Exercise -> Transcribe the whole listing without a single picture.

The input ->
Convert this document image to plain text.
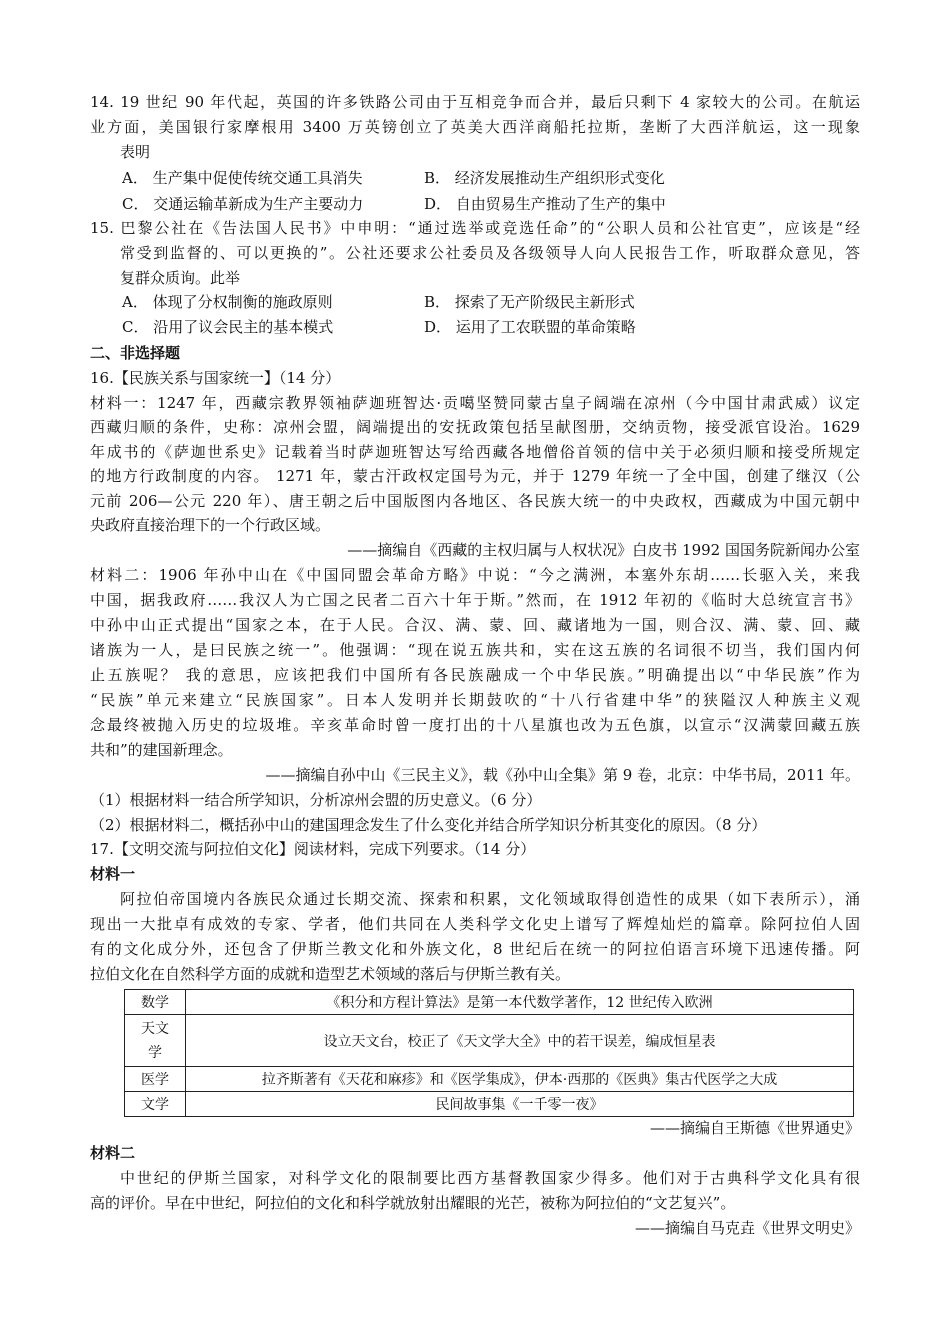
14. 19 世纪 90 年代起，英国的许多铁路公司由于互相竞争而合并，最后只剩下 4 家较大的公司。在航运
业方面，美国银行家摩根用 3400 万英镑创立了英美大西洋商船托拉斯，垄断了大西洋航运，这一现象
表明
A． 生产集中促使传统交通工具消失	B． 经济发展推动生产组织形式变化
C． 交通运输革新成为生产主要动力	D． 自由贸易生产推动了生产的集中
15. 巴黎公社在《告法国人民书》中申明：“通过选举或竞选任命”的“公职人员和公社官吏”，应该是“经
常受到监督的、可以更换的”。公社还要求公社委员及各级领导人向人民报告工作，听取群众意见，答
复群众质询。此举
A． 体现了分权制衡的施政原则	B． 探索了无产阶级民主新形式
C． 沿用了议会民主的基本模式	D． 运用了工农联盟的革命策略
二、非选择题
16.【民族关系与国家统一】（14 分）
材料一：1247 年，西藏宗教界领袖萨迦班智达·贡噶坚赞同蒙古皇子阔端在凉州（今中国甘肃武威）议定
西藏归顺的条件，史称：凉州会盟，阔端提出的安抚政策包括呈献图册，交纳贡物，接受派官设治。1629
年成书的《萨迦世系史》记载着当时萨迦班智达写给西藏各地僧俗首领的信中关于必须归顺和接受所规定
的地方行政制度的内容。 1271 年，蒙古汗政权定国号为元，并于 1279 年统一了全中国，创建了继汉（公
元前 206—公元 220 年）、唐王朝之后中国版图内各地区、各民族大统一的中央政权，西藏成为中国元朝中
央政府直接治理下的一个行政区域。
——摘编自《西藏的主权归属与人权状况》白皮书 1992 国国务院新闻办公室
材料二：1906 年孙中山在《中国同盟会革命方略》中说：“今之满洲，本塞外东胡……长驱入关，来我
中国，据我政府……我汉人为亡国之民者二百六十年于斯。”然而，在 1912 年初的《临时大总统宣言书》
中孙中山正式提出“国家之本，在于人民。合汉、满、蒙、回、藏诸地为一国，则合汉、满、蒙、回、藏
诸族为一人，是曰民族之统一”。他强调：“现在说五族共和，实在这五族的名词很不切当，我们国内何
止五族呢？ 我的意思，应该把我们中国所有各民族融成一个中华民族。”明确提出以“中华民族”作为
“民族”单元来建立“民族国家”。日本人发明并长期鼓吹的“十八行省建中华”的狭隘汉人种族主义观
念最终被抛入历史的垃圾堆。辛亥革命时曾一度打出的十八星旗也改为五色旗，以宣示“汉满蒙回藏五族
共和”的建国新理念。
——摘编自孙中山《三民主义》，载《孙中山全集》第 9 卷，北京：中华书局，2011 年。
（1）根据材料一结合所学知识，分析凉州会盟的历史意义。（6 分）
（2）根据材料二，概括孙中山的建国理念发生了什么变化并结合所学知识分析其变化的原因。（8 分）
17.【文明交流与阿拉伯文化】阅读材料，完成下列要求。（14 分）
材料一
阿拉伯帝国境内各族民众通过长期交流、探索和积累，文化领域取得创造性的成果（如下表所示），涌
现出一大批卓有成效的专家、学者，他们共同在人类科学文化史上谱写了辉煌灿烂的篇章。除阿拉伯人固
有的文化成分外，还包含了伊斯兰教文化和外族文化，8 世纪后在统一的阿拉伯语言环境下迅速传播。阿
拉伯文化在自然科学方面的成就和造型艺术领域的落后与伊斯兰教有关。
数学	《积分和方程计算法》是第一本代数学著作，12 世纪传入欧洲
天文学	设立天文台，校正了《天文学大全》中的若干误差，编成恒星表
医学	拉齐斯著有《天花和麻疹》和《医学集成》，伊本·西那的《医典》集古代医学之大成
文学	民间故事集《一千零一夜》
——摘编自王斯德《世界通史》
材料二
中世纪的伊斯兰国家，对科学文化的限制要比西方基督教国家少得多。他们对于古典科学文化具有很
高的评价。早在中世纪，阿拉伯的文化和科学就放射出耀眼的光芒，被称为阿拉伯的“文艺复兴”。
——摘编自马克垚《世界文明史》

Problem solution ->
Convert this document image to plain text.
14. 19 世纪 90 年代起，英国的许多铁路公司由于互相竞争而合并，最后只剩下 4 家较大的公司。在航运
业方面，美国银行家摩根用 3400 万英镑创立了英美大西洋商船托拉斯，垄断了大西洋航运，这一现象
表明
A． 生产集中促使传统交通工具消失	B． 经济发展推动生产组织形式变化
C． 交通运输革新成为生产主要动力	D． 自由贸易生产推动了生产的集中
15. 巴黎公社在《告法国人民书》中申明：“通过选举或竞选任命”的“公职人员和公社官吏”，应该是“经
常受到监督的、可以更换的”。公社还要求公社委员及各级领导人向人民报告工作，听取群众意见，答
复群众质询。此举
A． 体现了分权制衡的施政原则	B． 探索了无产阶级民主新形式
C． 沿用了议会民主的基本模式	D． 运用了工农联盟的革命策略
二、非选择题
16.【民族关系与国家统一】（14 分）
材料一：1247 年，西藏宗教界领袖萨迦班智达·贡噶坚赞同蒙古皇子阔端在凉州（今中国甘肃武威）议定
西藏归顺的条件，史称：凉州会盟，阔端提出的安抚政策包括呈献图册，交纳贡物，接受派官设治。1629
年成书的《萨迦世系史》记载着当时萨迦班智达写给西藏各地僧俗首领的信中关于必须归顺和接受所规定
的地方行政制度的内容。 1271 年，蒙古汗政权定国号为元，并于 1279 年统一了全中国，创建了继汉（公
元前 206—公元 220 年）、唐王朝之后中国版图内各地区、各民族大统一的中央政权，西藏成为中国元朝中
央政府直接治理下的一个行政区域。
——摘编自《西藏的主权归属与人权状况》白皮书 1992 国国务院新闻办公室
材料二：1906 年孙中山在《中国同盟会革命方略》中说：“今之满洲，本塞外东胡……长驱入关，来我
中国，据我政府……我汉人为亡国之民者二百六十年于斯。”然而，在 1912 年初的《临时大总统宣言书》
中孙中山正式提出“国家之本，在于人民。合汉、满、蒙、回、藏诸地为一国，则合汉、满、蒙、回、藏
诸族为一人，是曰民族之统一”。他强调：“现在说五族共和，实在这五族的名词很不切当，我们国内何
止五族呢？ 我的意思，应该把我们中国所有各民族融成一个中华民族。”明确提出以“中华民族”作为
“民族”单元来建立“民族国家”。日本人发明并长期鼓吹的“十八行省建中华”的狭隘汉人种族主义观
念最终被抛入历史的垃圾堆。辛亥革命时曾一度打出的十八星旗也改为五色旗，以宣示“汉满蒙回藏五族
共和”的建国新理念。
——摘编自孙中山《三民主义》，载《孙中山全集》第 9 卷，北京：中华书局，2011 年。
（1）根据材料一结合所学知识，分析凉州会盟的历史意义。（6 分）
（2）根据材料二，概括孙中山的建国理念发生了什么变化并结合所学知识分析其变化的原因。（8 分）
17.【文明交流与阿拉伯文化】阅读材料，完成下列要求。（14 分）
材料一
阿拉伯帝国境内各族民众通过长期交流、探索和积累，文化领域取得创造性的成果（如下表所示），涌
现出一大批卓有成效的专家、学者，他们共同在人类科学文化史上谱写了辉煌灿烂的篇章。除阿拉伯人固
有的文化成分外，还包含了伊斯兰教文化和外族文化，8 世纪后在统一的阿拉伯语言环境下迅速传播。阿
拉伯文化在自然科学方面的成就和造型艺术领域的落后与伊斯兰教有关。
数学	《积分和方程计算法》是第一本代数学著作，12 世纪传入欧洲
天文学	设立天文台，校正了《天文学大全》中的若干误差，编成恒星表
医学	拉齐斯著有《天花和麻疹》和《医学集成》，伊本·西那的《医典》集古代医学之大成
文学	民间故事集《一千零一夜》
——摘编自王斯德《世界通史》
材料二
中世纪的伊斯兰国家，对科学文化的限制要比西方基督教国家少得多。他们对于古典科学文化具有很
高的评价。早在中世纪，阿拉伯的文化和科学就放射出耀眼的光芒，被称为阿拉伯的“文艺复兴”。
——摘编自马克垚《世界文明史》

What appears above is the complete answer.